Stated goal: Gather the lines below that include the string "this", copying each in full.
______
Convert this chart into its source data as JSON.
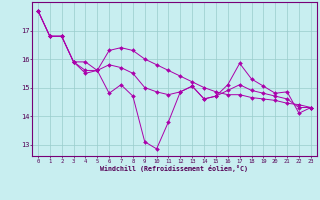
{
  "xlabel": "Windchill (Refroidissement éolien,°C)",
  "background_color": "#c8eef0",
  "grid_color": "#99cccc",
  "line_color": "#aa00aa",
  "marker_color": "#aa00aa",
  "hours": [
    0,
    1,
    2,
    3,
    4,
    5,
    6,
    7,
    8,
    9,
    10,
    11,
    12,
    13,
    14,
    15,
    16,
    17,
    18,
    19,
    20,
    21,
    22,
    23
  ],
  "series_main": [
    17.7,
    16.8,
    16.8,
    15.9,
    15.5,
    15.6,
    14.8,
    15.1,
    14.7,
    13.1,
    12.85,
    13.8,
    14.85,
    15.05,
    14.6,
    14.7,
    15.1,
    15.85,
    15.3,
    15.05,
    14.8,
    14.85,
    14.1,
    14.3
  ],
  "series_upper": [
    17.7,
    16.8,
    16.8,
    15.9,
    15.9,
    15.6,
    16.3,
    16.4,
    16.3,
    16.0,
    15.8,
    15.6,
    15.4,
    15.2,
    15.0,
    14.85,
    14.75,
    14.75,
    14.65,
    14.6,
    14.55,
    14.45,
    14.4,
    14.3
  ],
  "series_lower": [
    17.7,
    16.8,
    16.8,
    15.9,
    15.6,
    15.6,
    15.8,
    15.7,
    15.5,
    15.0,
    14.85,
    14.75,
    14.85,
    15.05,
    14.6,
    14.7,
    14.9,
    15.1,
    14.9,
    14.8,
    14.7,
    14.6,
    14.3,
    14.3
  ],
  "ylim_min": 12.6,
  "ylim_max": 18.0,
  "yticks": [
    13,
    14,
    15,
    16,
    17
  ],
  "xlim_min": -0.5,
  "xlim_max": 23.5
}
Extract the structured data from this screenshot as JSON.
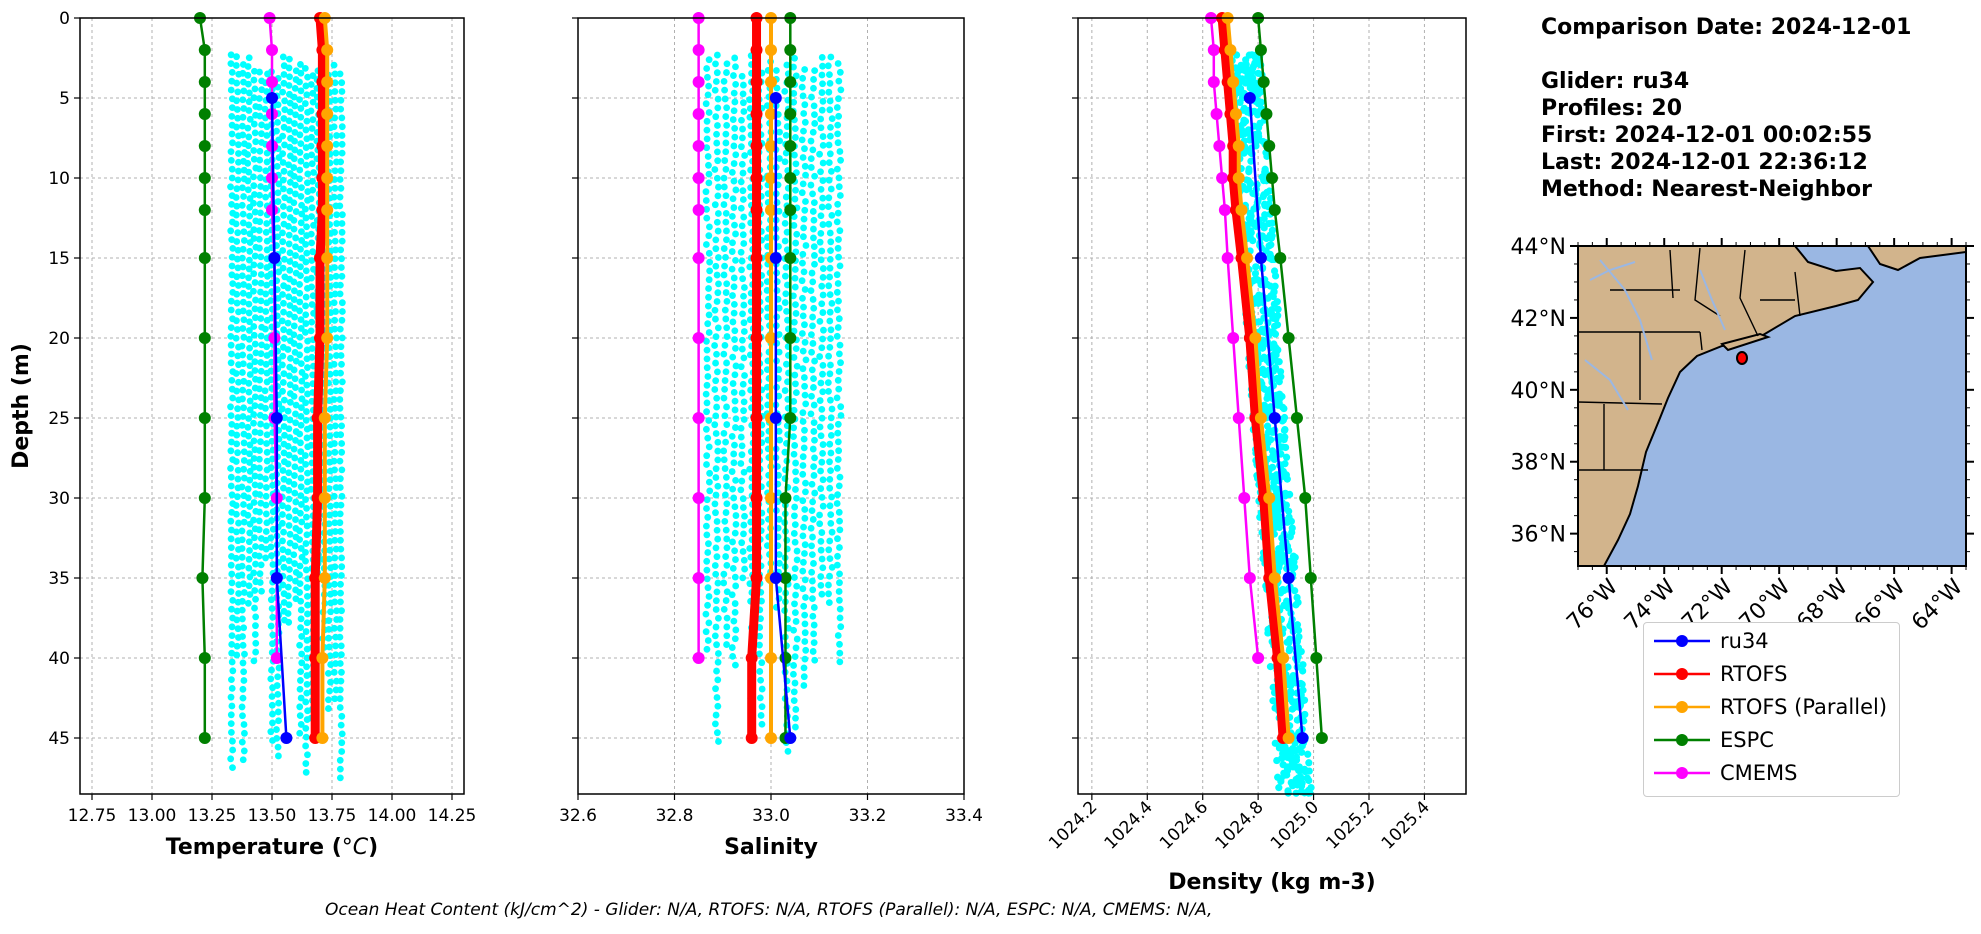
{
  "chart_data": [
    {
      "type": "line",
      "xlabel": "Temperature (°C)",
      "xlabel_main": "Temperature (",
      "xlabel_unit": "°C",
      "xlabel_close": ")",
      "ylabel": "Depth (m)",
      "xlim": [
        12.7,
        14.3
      ],
      "ylim": [
        48.5,
        0
      ],
      "xticks": [
        "12.75",
        "13.00",
        "13.25",
        "13.50",
        "13.75",
        "14.00",
        "14.25"
      ],
      "xtick_values": [
        12.75,
        13.0,
        13.25,
        13.5,
        13.75,
        14.0,
        14.25
      ],
      "yticks": [
        "0",
        "5",
        "10",
        "15",
        "20",
        "25",
        "30",
        "35",
        "40",
        "45"
      ],
      "ytick_values": [
        0,
        5,
        10,
        15,
        20,
        25,
        30,
        35,
        40,
        45
      ],
      "grid": true,
      "glider_cloud": {
        "x_min": 13.32,
        "x_max": 13.8,
        "depth_min": 2.3,
        "depth_max": 48.5,
        "columns": 20
      },
      "series": [
        {
          "name": "ru34",
          "color": "#0000ff",
          "depth": [
            5,
            15,
            25,
            35,
            45
          ],
          "values": [
            13.5,
            13.51,
            13.52,
            13.52,
            13.56
          ]
        },
        {
          "name": "RTOFS",
          "color": "#ff0000",
          "depth": [
            0,
            2,
            4,
            6,
            8,
            10,
            12,
            15,
            20,
            25,
            30,
            35,
            40,
            45
          ],
          "values": [
            13.7,
            13.71,
            13.71,
            13.71,
            13.71,
            13.71,
            13.71,
            13.7,
            13.7,
            13.69,
            13.69,
            13.68,
            13.68,
            13.68
          ]
        },
        {
          "name": "RTOFS (Parallel)",
          "color": "#ffa500",
          "depth": [
            0,
            2,
            4,
            6,
            8,
            10,
            12,
            15,
            20,
            25,
            30,
            35,
            40,
            45
          ],
          "values": [
            13.72,
            13.73,
            13.73,
            13.73,
            13.73,
            13.73,
            13.73,
            13.73,
            13.73,
            13.72,
            13.72,
            13.72,
            13.71,
            13.71
          ]
        },
        {
          "name": "ESPC",
          "color": "#008000",
          "depth": [
            0,
            2,
            4,
            6,
            8,
            10,
            12,
            15,
            20,
            25,
            30,
            35,
            40,
            45
          ],
          "values": [
            13.2,
            13.22,
            13.22,
            13.22,
            13.22,
            13.22,
            13.22,
            13.22,
            13.22,
            13.22,
            13.22,
            13.21,
            13.22,
            13.22
          ]
        },
        {
          "name": "CMEMS",
          "color": "#ff00ff",
          "depth": [
            0,
            2,
            4,
            6,
            8,
            10,
            12,
            15,
            20,
            25,
            30,
            35,
            40
          ],
          "values": [
            13.49,
            13.5,
            13.5,
            13.5,
            13.5,
            13.5,
            13.5,
            13.51,
            13.51,
            13.51,
            13.52,
            13.52,
            13.52
          ]
        }
      ]
    },
    {
      "type": "line",
      "xlabel": "Salinity",
      "xlim": [
        32.6,
        33.4
      ],
      "ylim": [
        48.5,
        0
      ],
      "xticks": [
        "32.6",
        "32.8",
        "33.0",
        "33.2",
        "33.4"
      ],
      "xtick_values": [
        32.6,
        32.8,
        33.0,
        33.2,
        33.4
      ],
      "yticks": [],
      "ytick_values": [
        0,
        5,
        10,
        15,
        20,
        25,
        30,
        35,
        40,
        45
      ],
      "grid": true,
      "glider_cloud": {
        "x_min": 32.86,
        "x_max": 33.15,
        "depth_min": 2.3,
        "depth_max": 48.5,
        "columns": 16
      },
      "series": [
        {
          "name": "ru34",
          "color": "#0000ff",
          "depth": [
            5,
            15,
            25,
            35,
            45
          ],
          "values": [
            33.01,
            33.01,
            33.01,
            33.01,
            33.04
          ]
        },
        {
          "name": "RTOFS",
          "color": "#ff0000",
          "depth": [
            0,
            2,
            4,
            6,
            8,
            10,
            12,
            15,
            20,
            25,
            30,
            35,
            40,
            45
          ],
          "values": [
            32.97,
            32.97,
            32.97,
            32.97,
            32.97,
            32.97,
            32.97,
            32.97,
            32.97,
            32.97,
            32.97,
            32.97,
            32.96,
            32.96
          ]
        },
        {
          "name": "RTOFS (Parallel)",
          "color": "#ffa500",
          "depth": [
            0,
            2,
            4,
            6,
            8,
            10,
            12,
            15,
            20,
            25,
            30,
            35,
            40,
            45
          ],
          "values": [
            33.0,
            33.0,
            33.0,
            33.0,
            33.0,
            33.0,
            33.0,
            33.0,
            33.0,
            33.0,
            33.0,
            33.0,
            33.0,
            33.0
          ]
        },
        {
          "name": "ESPC",
          "color": "#008000",
          "depth": [
            0,
            2,
            4,
            6,
            8,
            10,
            12,
            15,
            20,
            25,
            30,
            35,
            40,
            45
          ],
          "values": [
            33.04,
            33.04,
            33.04,
            33.04,
            33.04,
            33.04,
            33.04,
            33.04,
            33.04,
            33.04,
            33.03,
            33.03,
            33.03,
            33.03
          ]
        },
        {
          "name": "CMEMS",
          "color": "#ff00ff",
          "depth": [
            0,
            2,
            4,
            6,
            8,
            10,
            12,
            15,
            20,
            25,
            30,
            35,
            40
          ],
          "values": [
            32.85,
            32.85,
            32.85,
            32.85,
            32.85,
            32.85,
            32.85,
            32.85,
            32.85,
            32.85,
            32.85,
            32.85,
            32.85
          ]
        }
      ]
    },
    {
      "type": "line",
      "xlabel": "Density (kg m-3)",
      "xlim": [
        1024.15,
        1025.55
      ],
      "ylim": [
        48.5,
        0
      ],
      "xticks": [
        "1024.2",
        "1024.4",
        "1024.6",
        "1024.8",
        "1025.0",
        "1025.2",
        "1025.4"
      ],
      "xtick_values": [
        1024.2,
        1024.4,
        1024.6,
        1024.8,
        1025.0,
        1025.2,
        1025.4
      ],
      "xtick_rotation": 45,
      "yticks": [],
      "ytick_values": [
        0,
        5,
        10,
        15,
        20,
        25,
        30,
        35,
        40,
        45
      ],
      "grid": true,
      "glider_cloud": {
        "type": "band",
        "x_top": 1024.74,
        "x_bottom": 1024.92,
        "width": 0.12,
        "depth_min": 2.3,
        "depth_max": 48.5
      },
      "series": [
        {
          "name": "ru34",
          "color": "#0000ff",
          "depth": [
            5,
            15,
            25,
            35,
            45
          ],
          "values": [
            1024.77,
            1024.81,
            1024.86,
            1024.91,
            1024.96
          ]
        },
        {
          "name": "RTOFS",
          "color": "#ff0000",
          "depth": [
            0,
            2,
            4,
            6,
            8,
            10,
            12,
            15,
            20,
            25,
            30,
            35,
            40,
            45
          ],
          "values": [
            1024.67,
            1024.68,
            1024.69,
            1024.7,
            1024.71,
            1024.71,
            1024.72,
            1024.74,
            1024.77,
            1024.79,
            1024.82,
            1024.84,
            1024.87,
            1024.89
          ]
        },
        {
          "name": "RTOFS (Parallel)",
          "color": "#ffa500",
          "depth": [
            0,
            2,
            4,
            6,
            8,
            10,
            12,
            15,
            20,
            25,
            30,
            35,
            40,
            45
          ],
          "values": [
            1024.69,
            1024.7,
            1024.71,
            1024.72,
            1024.73,
            1024.73,
            1024.74,
            1024.76,
            1024.79,
            1024.81,
            1024.84,
            1024.86,
            1024.89,
            1024.91
          ]
        },
        {
          "name": "ESPC",
          "color": "#008000",
          "depth": [
            0,
            2,
            4,
            6,
            8,
            10,
            12,
            15,
            20,
            25,
            30,
            35,
            40,
            45
          ],
          "values": [
            1024.8,
            1024.81,
            1024.82,
            1024.83,
            1024.84,
            1024.85,
            1024.86,
            1024.88,
            1024.91,
            1024.94,
            1024.97,
            1024.99,
            1025.01,
            1025.03
          ]
        },
        {
          "name": "CMEMS",
          "color": "#ff00ff",
          "depth": [
            0,
            2,
            4,
            6,
            8,
            10,
            12,
            15,
            20,
            25,
            30,
            35,
            40
          ],
          "values": [
            1024.63,
            1024.64,
            1024.64,
            1024.65,
            1024.66,
            1024.67,
            1024.68,
            1024.69,
            1024.71,
            1024.73,
            1024.75,
            1024.77,
            1024.8
          ]
        }
      ]
    }
  ],
  "info": {
    "comparison_date": "Comparison Date: 2024-12-01",
    "glider": "Glider: ru34",
    "profiles": "Profiles: 20",
    "first": "First: 2024-12-01 00:02:55",
    "last": "Last: 2024-12-01 22:36:12",
    "method": "Method: Nearest-Neighbor"
  },
  "map": {
    "lon_range": [
      -77.0,
      -63.5
    ],
    "lat_range": [
      35.1,
      44.0
    ],
    "lat_ticks": [
      "44°N",
      "42°N",
      "40°N",
      "38°N",
      "36°N"
    ],
    "lat_values": [
      44,
      42,
      40,
      38,
      36
    ],
    "lon_ticks": [
      "76°W",
      "74°W",
      "72°W",
      "70°W",
      "68°W",
      "66°W",
      "64°W"
    ],
    "lon_values": [
      -76,
      -74,
      -72,
      -70,
      -68,
      -66,
      -64
    ],
    "land_color": "#d2b48c",
    "ocean_color": "#9ab7e3",
    "glider_marker": {
      "lon": -71.4,
      "lat": 41.0,
      "color": "#ff0000"
    }
  },
  "legend": {
    "items": [
      {
        "name": "ru34",
        "color": "#0000ff"
      },
      {
        "name": "RTOFS",
        "color": "#ff0000"
      },
      {
        "name": "RTOFS (Parallel)",
        "color": "#ffa500"
      },
      {
        "name": "ESPC",
        "color": "#008000"
      },
      {
        "name": "CMEMS",
        "color": "#ff00ff"
      }
    ]
  },
  "footer": {
    "text": "Ocean Heat Content (kJ/cm^2) - Glider: N/A,  RTOFS: N/A,  RTOFS (Parallel): N/A,  ESPC: N/A,  CMEMS: N/A,"
  },
  "colors": {
    "glider_cloud": "#00ffff",
    "grid": "#b0b0b0"
  }
}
______
Response:
Convert this chart into its source data as JSON.
Extract the structured data from this screenshot as JSON.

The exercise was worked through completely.